MATERIALS PROVIDED:
┌────────
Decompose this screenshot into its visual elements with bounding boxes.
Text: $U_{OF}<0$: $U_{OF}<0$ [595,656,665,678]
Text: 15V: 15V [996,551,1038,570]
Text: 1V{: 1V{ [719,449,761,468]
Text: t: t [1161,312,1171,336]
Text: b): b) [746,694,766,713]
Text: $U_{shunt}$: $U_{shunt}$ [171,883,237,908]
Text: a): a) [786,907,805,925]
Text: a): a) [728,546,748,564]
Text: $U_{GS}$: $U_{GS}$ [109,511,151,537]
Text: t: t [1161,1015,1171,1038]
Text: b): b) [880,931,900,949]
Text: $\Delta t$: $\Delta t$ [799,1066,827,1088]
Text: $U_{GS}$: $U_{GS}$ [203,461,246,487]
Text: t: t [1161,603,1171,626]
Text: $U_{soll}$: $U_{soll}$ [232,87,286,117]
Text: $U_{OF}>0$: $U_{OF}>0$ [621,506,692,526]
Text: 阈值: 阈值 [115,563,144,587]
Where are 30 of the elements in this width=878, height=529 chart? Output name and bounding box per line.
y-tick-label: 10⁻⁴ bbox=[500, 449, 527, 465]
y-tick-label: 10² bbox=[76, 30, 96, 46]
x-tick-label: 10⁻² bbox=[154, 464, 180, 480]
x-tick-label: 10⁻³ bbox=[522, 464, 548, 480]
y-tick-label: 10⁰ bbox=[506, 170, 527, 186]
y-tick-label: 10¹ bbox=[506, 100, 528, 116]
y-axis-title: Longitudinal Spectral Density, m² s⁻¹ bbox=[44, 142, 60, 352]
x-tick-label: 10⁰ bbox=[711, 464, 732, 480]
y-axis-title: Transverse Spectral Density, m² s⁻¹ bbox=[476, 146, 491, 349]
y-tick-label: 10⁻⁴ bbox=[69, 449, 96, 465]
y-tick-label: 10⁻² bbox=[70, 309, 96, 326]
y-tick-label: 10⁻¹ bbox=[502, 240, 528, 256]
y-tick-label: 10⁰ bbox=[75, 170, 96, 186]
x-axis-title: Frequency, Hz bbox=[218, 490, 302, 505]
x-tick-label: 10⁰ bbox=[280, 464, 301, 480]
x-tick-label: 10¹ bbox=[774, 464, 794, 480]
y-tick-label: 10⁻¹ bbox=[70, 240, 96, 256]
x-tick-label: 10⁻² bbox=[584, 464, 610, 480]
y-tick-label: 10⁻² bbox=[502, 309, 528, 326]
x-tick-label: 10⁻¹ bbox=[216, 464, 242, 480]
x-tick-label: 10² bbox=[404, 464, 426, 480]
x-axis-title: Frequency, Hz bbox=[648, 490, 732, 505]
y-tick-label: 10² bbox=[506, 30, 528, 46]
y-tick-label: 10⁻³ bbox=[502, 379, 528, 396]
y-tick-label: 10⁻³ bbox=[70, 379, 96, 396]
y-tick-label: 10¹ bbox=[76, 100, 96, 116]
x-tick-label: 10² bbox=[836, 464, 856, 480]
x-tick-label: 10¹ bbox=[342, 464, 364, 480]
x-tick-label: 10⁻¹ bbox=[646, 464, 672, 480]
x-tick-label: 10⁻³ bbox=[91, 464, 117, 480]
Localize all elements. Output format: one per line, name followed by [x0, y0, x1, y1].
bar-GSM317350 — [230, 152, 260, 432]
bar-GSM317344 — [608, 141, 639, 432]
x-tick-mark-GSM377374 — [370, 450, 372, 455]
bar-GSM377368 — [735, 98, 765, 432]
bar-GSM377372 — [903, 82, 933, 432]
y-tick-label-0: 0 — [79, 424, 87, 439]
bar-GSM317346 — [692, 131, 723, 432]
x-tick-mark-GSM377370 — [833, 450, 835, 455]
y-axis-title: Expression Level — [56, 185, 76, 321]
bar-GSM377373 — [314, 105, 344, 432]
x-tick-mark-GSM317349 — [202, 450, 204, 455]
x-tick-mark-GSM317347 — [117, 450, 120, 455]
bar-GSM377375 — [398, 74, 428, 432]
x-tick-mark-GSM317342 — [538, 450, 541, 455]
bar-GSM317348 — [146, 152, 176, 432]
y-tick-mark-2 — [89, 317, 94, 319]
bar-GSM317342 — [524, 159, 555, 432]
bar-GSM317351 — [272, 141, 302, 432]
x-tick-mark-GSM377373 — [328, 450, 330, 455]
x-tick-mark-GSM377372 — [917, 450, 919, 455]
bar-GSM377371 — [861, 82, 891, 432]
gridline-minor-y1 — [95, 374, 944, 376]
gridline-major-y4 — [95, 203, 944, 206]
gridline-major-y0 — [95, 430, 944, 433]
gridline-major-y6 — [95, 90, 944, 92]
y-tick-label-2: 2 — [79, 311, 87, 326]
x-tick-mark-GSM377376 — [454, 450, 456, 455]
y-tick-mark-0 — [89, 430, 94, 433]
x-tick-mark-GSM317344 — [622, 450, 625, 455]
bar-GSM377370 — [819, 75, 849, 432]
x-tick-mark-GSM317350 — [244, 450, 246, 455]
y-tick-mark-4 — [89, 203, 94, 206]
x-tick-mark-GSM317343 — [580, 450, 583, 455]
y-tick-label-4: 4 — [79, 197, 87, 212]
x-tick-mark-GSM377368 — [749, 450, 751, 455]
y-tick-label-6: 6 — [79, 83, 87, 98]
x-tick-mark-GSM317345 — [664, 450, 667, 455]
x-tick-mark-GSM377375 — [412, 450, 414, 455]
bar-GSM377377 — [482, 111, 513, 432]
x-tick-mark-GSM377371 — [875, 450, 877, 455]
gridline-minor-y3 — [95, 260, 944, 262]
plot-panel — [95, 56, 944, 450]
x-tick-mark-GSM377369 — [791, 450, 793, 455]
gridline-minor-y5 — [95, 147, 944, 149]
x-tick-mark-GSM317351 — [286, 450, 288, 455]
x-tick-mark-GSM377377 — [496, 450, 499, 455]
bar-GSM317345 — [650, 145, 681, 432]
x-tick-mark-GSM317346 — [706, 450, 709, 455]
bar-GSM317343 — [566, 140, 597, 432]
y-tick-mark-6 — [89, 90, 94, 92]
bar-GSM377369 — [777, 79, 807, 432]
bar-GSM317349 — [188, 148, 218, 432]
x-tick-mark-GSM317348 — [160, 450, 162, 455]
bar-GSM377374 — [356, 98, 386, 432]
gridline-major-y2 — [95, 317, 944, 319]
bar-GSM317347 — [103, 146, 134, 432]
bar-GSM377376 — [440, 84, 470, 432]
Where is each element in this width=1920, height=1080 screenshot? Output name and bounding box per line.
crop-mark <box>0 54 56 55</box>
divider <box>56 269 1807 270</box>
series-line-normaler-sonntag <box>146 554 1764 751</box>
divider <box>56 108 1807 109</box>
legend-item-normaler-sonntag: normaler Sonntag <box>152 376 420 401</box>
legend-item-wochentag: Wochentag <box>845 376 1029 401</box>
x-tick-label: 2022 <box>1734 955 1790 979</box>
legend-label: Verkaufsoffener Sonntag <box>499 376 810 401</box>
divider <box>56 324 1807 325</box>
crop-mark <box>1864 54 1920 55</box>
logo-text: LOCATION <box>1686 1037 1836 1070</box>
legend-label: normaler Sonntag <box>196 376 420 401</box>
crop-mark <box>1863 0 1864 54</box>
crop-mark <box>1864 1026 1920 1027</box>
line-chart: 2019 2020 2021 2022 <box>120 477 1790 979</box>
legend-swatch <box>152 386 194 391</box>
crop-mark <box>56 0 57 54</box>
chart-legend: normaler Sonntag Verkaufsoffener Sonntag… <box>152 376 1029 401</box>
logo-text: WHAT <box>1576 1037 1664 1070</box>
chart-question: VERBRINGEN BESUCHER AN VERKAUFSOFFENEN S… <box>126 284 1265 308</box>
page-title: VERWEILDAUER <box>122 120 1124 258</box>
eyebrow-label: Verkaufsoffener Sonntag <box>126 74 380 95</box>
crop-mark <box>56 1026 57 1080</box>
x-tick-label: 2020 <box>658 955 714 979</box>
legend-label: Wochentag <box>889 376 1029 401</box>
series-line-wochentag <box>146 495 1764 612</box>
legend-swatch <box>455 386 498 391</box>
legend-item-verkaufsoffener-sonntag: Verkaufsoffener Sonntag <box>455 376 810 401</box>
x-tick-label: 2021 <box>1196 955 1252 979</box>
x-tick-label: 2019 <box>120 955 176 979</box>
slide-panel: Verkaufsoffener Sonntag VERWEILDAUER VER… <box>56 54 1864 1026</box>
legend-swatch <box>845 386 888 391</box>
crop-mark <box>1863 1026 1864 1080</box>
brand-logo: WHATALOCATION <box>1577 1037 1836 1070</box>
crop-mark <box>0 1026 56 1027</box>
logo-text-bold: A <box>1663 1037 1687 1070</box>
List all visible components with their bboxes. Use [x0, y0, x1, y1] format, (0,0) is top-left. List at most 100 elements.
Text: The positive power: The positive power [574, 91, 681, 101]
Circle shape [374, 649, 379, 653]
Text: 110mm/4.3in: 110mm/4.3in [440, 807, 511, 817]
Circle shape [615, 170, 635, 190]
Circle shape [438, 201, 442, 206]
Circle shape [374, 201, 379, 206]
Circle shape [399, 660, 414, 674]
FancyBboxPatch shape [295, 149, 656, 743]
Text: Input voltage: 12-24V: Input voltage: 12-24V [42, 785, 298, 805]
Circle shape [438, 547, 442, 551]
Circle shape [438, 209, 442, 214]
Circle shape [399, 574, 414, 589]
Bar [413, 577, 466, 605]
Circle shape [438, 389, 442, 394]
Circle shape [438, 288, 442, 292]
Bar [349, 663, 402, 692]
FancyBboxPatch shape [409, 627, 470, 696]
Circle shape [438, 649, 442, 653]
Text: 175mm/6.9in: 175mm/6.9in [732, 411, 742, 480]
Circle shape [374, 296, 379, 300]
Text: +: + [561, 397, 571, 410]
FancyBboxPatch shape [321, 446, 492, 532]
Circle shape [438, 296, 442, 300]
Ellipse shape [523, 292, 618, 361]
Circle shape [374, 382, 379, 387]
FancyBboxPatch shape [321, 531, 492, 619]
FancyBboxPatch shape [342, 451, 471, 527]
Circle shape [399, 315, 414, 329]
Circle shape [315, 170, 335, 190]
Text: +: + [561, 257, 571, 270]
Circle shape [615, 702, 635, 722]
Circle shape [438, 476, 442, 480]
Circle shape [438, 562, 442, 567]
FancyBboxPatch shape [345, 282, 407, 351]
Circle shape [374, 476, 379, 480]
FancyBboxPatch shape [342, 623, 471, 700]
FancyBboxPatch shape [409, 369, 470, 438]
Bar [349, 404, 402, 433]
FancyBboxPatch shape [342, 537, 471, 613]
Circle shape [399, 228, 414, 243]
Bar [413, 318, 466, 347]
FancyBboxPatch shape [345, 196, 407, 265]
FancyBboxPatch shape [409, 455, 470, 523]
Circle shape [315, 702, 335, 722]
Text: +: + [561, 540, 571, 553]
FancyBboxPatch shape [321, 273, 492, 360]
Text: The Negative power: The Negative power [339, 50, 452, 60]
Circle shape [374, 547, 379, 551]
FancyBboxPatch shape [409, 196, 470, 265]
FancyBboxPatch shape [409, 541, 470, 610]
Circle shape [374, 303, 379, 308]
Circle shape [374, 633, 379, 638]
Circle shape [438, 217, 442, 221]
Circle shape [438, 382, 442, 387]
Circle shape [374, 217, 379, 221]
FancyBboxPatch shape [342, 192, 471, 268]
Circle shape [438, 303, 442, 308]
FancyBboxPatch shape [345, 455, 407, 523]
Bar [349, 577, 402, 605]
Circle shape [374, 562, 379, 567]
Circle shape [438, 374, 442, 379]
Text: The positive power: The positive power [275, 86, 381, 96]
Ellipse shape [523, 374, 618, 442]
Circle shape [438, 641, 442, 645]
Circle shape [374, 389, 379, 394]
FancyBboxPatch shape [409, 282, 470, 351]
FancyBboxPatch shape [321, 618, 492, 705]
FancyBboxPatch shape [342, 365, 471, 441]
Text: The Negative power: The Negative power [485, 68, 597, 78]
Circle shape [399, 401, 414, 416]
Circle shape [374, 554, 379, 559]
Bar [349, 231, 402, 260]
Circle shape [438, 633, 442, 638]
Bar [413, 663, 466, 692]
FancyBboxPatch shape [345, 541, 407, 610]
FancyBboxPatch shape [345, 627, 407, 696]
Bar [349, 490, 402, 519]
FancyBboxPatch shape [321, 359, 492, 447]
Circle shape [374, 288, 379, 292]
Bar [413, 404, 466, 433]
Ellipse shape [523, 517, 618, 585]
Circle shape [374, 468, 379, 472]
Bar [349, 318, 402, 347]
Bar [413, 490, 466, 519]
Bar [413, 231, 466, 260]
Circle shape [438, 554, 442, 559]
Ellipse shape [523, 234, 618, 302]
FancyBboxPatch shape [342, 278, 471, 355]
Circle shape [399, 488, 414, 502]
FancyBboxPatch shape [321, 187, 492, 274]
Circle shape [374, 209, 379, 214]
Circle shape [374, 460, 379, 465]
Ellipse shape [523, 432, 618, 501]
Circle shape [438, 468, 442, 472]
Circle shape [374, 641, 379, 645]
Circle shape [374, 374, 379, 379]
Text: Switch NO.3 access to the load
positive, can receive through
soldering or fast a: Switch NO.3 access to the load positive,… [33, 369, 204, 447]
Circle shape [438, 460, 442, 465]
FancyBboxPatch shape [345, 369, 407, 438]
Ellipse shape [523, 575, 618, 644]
└────────
SHORT EXERCISE: Return every row above that contains the string "legend".

CORRECT ANSWER:
legend-item-normaler-sonntag: normaler Sonntag <box>152 376 420 401</box>
legend-item-wochentag: Wochentag <box>845 376 1029 401</box>
legend-label: Verkaufsoffener Sonntag <box>499 376 810 401</box>
legend-label: normaler Sonntag <box>196 376 420 401</box>
legend-swatch <box>152 386 194 391</box>
chart-legend: normaler Sonntag Verkaufsoffener Sonntag… <box>152 376 1029 401</box>
legend-label: Wochentag <box>889 376 1029 401</box>
legend-swatch <box>455 386 498 391</box>
legend-item-verkaufsoffener-sonntag: Verkaufsoffener Sonntag <box>455 376 810 401</box>
legend-swatch <box>845 386 888 391</box>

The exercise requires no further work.